Output the data exactly, with every line intact.
━━ DATA LINES
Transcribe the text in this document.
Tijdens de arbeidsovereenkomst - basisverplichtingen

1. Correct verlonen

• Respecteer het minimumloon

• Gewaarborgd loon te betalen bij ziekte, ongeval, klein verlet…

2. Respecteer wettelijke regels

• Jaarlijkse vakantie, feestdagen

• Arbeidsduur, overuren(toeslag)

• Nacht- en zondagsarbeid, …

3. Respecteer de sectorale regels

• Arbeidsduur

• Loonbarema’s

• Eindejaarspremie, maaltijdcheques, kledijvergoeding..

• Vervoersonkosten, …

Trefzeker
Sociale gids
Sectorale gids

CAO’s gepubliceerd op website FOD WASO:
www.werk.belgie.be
━━━━
* **EXERCISE OUTPUT**
Transcribe the text in this document.
Tijdens de arbeidsovereenkomst - basisverplichtingen

1. Correct verlonen

• Respecteer het minimumloon

• Gewaarborgd loon te betalen bij ziekte, ongeval, klein verlet…

2. Respecteer wettelijke regels

• Jaarlijkse vakantie, feestdagen

• Arbeidsduur, overuren(toeslag)

• Nacht- en zondagsarbeid, …

3. Respecteer de sectorale regels

• Arbeidsduur

• Loonbarema’s

• Eindejaarspremie, maaltijdcheques, kledijvergoeding..

• Vervoersonkosten, …

Trefzeker
Sociale gids
Sectorale gids

CAO’s gepubliceerd op website FOD WASO:
www.werk.belgie.be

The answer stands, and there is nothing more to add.